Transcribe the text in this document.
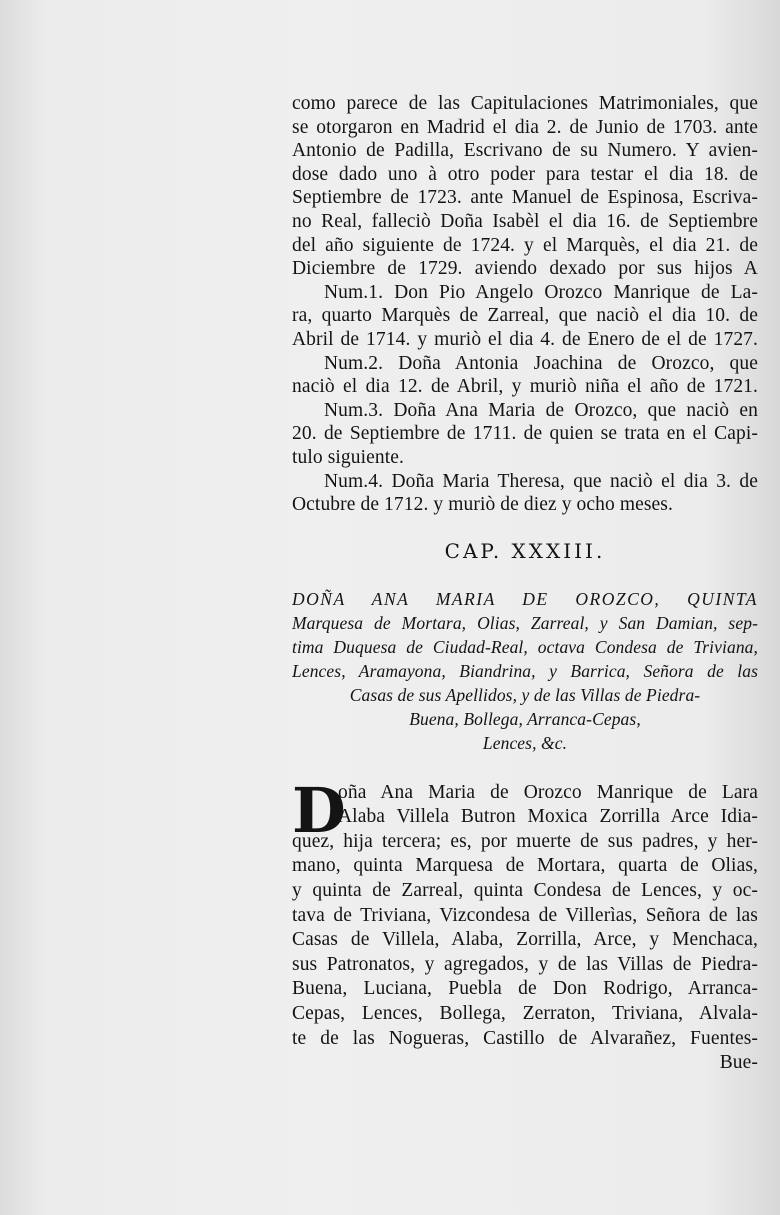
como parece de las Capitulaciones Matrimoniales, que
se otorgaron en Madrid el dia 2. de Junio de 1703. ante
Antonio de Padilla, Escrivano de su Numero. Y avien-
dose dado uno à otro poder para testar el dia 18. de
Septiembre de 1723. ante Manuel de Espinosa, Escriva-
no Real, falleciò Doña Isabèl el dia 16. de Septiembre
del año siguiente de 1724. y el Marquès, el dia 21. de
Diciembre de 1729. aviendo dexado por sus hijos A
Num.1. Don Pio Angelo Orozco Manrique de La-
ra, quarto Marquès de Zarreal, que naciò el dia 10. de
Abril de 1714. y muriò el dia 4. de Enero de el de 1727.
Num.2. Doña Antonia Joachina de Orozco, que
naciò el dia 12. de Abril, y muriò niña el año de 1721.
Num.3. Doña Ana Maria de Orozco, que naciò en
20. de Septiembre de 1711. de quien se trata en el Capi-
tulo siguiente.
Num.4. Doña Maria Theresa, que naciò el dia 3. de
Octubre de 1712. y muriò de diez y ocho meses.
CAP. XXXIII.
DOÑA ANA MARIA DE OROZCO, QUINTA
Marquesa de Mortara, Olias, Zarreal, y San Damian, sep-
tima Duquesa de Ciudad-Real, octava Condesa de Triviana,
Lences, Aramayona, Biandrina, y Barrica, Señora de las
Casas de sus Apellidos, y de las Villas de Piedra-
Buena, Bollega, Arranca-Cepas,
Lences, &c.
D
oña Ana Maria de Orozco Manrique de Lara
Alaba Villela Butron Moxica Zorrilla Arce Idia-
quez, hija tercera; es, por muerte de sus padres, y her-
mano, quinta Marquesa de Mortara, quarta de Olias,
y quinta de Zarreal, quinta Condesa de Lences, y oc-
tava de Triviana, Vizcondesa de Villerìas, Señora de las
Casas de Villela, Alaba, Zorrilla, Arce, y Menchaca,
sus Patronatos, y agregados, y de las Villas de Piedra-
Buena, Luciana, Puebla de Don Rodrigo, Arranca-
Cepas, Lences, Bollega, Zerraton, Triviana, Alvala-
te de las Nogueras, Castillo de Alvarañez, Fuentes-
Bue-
───
Objective:
Gather all lines of the records that include the word "Septiembre".

Expected output:
Septiembre de 1723. ante Manuel de Espinosa, Escriva-
no Real, falleciò Doña Isabèl el dia 16. de Septiembre
20. de Septiembre de 1711. de quien se trata en el Capi-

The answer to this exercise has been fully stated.